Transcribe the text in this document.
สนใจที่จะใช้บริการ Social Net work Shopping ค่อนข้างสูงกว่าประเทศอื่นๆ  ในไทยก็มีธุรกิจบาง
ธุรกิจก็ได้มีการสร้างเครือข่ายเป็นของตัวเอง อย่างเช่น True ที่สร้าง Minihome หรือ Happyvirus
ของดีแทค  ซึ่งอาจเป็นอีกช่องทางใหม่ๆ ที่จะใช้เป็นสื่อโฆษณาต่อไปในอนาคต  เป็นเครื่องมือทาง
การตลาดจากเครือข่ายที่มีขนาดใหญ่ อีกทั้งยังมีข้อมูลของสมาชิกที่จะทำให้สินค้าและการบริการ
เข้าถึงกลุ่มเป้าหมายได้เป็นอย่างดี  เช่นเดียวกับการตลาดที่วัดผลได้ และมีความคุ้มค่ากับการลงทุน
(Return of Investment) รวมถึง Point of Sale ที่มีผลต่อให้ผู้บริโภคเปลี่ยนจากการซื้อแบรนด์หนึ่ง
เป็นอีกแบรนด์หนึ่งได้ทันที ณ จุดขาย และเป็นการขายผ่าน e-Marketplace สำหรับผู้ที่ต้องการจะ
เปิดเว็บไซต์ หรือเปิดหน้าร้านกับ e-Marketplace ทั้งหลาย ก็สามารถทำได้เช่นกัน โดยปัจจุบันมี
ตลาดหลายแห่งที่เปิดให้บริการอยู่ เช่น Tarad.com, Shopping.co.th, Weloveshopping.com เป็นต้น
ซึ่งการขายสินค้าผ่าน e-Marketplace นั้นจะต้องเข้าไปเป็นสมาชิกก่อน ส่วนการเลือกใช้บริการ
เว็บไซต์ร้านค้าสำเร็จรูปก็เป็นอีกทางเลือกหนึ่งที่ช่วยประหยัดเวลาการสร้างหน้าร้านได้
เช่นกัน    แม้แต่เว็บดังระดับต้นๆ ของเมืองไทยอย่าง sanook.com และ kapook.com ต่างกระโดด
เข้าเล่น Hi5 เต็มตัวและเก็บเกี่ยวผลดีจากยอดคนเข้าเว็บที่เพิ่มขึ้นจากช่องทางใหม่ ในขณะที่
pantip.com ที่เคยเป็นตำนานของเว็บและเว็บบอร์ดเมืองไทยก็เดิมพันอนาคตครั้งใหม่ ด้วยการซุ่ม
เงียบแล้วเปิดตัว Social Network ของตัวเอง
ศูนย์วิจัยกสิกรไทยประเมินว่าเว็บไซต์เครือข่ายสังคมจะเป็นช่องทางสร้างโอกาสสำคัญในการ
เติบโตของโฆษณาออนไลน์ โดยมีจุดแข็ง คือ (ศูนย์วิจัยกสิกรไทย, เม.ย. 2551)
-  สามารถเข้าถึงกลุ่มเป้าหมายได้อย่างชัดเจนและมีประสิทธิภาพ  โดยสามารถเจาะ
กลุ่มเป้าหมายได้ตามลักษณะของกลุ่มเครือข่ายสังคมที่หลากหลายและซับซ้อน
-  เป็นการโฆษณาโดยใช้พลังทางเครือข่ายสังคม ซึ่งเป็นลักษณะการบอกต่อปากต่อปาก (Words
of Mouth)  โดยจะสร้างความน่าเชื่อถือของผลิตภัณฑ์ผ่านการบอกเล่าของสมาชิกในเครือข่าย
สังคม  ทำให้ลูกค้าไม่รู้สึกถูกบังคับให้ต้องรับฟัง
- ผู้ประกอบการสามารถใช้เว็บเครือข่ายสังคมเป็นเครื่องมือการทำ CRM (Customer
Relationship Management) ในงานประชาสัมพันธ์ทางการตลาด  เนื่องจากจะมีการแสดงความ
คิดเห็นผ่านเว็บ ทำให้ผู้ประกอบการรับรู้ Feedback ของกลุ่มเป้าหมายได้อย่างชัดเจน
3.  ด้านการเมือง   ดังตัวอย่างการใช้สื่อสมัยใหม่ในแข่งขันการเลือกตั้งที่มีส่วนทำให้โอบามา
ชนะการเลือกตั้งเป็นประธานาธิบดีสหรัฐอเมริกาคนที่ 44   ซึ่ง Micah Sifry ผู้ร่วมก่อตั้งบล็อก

= = = = =

* _TASK ITEM_:
Go through the entries and return each line where the word "าหมายได" appears.

* _EXERCISE ANSWER_:
เข้าถึงกลุ่มเป้าหมายได้เป็นอย่างดี  เช่นเดียวกับการตลาดที่วัดผลได้ และมีความคุ้มค่ากับการลงทุน
-  สามารถเข้าถึงกลุ่มเป้าหมายได้อย่างชัดเจนและมีประสิทธิภาพ  โดยสามารถเจาะ
กลุ่มเป้าหมายได้ตามลักษณะของกลุ่มเครือข่ายสังคมที่หลากหลายและซับซ้อน
คิดเห็นผ่านเว็บ ทำให้ผู้ประกอบการรับรู้ Feedback ของกลุ่มเป้าหมายได้อย่างชัดเจน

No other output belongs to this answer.